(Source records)
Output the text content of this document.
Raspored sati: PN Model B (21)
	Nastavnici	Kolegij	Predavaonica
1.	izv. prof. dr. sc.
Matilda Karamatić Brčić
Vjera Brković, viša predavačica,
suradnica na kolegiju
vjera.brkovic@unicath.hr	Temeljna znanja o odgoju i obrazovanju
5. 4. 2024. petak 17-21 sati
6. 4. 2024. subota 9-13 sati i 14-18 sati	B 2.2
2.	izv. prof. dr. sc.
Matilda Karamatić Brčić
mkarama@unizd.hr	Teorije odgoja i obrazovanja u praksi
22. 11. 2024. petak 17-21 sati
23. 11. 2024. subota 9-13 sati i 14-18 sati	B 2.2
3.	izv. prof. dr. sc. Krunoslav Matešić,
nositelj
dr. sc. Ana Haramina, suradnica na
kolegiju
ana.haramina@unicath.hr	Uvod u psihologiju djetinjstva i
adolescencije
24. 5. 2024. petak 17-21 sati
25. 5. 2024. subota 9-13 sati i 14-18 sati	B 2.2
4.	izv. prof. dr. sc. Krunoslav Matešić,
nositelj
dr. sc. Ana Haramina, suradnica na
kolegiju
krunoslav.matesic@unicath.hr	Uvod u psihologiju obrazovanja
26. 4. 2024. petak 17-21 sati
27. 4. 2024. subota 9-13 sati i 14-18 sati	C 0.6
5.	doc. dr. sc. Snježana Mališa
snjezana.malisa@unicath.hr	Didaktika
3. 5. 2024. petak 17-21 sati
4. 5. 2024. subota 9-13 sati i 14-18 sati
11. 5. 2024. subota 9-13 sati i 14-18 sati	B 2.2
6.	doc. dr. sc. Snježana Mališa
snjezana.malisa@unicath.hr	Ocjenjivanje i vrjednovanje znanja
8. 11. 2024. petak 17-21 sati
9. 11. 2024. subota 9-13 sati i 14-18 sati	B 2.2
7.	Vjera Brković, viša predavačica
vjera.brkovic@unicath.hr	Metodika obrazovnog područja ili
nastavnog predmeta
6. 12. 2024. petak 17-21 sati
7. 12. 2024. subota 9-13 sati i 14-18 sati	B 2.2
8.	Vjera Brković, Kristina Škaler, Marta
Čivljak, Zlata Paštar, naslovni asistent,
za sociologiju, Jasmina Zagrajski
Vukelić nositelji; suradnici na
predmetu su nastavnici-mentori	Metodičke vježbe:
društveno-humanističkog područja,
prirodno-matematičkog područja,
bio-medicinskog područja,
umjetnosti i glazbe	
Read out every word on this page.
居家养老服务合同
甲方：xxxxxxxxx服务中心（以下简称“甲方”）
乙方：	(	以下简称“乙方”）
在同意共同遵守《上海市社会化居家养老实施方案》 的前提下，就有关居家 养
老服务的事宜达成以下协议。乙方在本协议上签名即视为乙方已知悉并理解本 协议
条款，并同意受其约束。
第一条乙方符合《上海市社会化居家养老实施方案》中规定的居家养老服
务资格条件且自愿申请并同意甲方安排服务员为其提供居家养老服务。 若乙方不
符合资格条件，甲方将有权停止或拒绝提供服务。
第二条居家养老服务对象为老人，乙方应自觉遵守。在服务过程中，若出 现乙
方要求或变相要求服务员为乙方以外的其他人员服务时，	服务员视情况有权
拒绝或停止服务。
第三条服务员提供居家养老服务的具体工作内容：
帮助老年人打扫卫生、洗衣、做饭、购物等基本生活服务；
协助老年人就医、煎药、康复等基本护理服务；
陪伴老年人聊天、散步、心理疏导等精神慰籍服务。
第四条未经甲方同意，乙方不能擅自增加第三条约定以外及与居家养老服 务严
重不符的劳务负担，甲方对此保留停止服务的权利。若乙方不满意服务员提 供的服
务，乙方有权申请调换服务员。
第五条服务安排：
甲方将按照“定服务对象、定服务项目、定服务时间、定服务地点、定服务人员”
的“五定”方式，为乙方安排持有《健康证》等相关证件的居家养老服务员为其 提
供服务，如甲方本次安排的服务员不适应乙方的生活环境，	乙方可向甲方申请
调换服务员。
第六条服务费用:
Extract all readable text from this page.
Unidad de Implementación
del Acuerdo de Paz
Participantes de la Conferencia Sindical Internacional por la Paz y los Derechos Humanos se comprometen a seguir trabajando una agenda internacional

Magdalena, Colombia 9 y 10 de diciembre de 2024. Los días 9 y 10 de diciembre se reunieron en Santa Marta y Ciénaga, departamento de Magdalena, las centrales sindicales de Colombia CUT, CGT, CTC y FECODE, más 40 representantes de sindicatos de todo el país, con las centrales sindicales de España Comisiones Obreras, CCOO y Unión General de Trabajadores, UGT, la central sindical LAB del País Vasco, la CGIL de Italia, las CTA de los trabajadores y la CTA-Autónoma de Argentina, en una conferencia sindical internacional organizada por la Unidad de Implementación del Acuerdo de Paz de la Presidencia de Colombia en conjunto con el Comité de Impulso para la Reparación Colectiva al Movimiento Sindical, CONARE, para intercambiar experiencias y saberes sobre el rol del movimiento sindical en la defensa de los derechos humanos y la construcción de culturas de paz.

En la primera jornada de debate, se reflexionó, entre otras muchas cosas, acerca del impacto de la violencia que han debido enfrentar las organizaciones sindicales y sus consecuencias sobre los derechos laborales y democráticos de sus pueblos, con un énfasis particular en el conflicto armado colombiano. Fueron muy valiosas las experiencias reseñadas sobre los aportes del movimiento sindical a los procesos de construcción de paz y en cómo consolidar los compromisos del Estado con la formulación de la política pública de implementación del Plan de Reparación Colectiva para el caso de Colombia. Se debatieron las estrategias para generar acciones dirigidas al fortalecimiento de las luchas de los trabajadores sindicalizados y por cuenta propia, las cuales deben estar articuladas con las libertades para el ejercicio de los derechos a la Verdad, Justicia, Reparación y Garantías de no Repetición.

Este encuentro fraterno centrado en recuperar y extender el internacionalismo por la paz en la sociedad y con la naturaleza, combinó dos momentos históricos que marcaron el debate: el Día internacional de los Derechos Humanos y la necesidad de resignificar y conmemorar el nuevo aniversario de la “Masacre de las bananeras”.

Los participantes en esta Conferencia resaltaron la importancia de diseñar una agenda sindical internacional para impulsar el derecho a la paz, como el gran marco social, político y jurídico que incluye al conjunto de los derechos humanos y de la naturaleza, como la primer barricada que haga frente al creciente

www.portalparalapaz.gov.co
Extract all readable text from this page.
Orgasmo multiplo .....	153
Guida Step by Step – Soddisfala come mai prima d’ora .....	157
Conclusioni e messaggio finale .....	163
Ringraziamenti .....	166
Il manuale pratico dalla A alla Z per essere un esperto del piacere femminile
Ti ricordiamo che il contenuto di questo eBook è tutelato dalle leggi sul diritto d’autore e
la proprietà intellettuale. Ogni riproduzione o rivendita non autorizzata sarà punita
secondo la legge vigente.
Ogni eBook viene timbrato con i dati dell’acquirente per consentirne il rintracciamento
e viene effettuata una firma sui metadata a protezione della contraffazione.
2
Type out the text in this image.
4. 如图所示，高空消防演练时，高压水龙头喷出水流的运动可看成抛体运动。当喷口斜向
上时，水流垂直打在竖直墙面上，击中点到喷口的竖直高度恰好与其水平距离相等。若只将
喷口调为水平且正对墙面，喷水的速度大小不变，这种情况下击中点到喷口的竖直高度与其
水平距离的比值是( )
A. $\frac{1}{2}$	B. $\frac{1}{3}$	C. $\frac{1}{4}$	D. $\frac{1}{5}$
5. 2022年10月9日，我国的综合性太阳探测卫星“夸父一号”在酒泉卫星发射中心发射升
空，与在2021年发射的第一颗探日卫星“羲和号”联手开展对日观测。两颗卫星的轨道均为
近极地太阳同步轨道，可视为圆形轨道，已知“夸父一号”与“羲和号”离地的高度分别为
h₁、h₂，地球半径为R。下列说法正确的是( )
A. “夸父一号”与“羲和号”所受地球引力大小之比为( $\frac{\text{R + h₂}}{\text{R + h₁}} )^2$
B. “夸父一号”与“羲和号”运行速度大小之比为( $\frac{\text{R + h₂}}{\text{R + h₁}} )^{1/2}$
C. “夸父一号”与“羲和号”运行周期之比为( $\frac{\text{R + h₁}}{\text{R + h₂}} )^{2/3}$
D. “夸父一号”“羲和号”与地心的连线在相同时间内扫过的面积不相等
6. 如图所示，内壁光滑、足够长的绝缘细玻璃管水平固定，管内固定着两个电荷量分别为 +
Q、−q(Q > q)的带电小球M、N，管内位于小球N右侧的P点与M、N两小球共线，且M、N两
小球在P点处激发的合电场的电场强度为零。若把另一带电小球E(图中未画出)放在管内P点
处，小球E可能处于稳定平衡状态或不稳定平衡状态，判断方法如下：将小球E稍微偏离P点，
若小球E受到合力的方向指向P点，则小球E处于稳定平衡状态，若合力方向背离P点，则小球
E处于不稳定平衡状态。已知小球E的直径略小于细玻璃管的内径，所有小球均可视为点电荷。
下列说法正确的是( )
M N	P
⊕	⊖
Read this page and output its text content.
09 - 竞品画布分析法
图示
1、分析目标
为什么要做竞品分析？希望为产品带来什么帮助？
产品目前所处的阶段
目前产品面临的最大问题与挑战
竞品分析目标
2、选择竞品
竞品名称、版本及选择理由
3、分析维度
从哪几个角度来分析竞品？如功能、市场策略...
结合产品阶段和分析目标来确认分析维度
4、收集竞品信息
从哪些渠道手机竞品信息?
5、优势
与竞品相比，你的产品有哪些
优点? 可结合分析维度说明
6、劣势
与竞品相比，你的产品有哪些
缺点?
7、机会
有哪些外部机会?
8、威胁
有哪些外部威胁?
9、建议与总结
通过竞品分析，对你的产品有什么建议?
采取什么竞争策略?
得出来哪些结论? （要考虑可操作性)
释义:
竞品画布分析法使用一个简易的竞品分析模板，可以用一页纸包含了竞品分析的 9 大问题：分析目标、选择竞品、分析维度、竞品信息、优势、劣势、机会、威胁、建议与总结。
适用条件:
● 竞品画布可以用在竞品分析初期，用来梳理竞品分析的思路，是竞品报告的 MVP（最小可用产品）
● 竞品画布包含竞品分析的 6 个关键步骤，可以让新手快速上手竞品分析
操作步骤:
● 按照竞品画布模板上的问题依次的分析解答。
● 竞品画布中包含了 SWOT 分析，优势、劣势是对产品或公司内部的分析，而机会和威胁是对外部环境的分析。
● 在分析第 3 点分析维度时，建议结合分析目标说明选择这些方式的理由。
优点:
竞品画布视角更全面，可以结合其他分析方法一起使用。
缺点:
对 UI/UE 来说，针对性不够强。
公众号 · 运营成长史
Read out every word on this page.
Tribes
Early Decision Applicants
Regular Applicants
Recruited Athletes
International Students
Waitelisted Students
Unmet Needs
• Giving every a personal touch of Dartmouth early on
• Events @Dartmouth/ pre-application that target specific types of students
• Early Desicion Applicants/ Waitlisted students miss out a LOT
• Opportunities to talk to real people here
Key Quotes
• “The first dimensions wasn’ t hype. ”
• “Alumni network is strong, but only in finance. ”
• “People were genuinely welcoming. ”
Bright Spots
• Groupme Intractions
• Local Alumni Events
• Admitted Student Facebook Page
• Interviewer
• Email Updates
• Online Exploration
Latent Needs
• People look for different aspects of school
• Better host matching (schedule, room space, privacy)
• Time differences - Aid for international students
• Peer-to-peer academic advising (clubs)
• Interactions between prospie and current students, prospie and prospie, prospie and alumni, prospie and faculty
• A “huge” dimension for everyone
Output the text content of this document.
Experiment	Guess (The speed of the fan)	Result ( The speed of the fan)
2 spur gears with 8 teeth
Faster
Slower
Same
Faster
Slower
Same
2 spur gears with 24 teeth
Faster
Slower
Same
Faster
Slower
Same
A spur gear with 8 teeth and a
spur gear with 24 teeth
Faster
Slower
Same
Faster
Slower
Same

EXERCISE REQUIREMENTS:
Show all lines from the records above where the word "znanja" occurs.

SOLUTION:
vjera.brkovic@unicath.hr	Temeljna znanja o odgoju i obrazovanju
snjezana.malisa@unicath.hr	Ocjenjivanje i vrjednovanje znanja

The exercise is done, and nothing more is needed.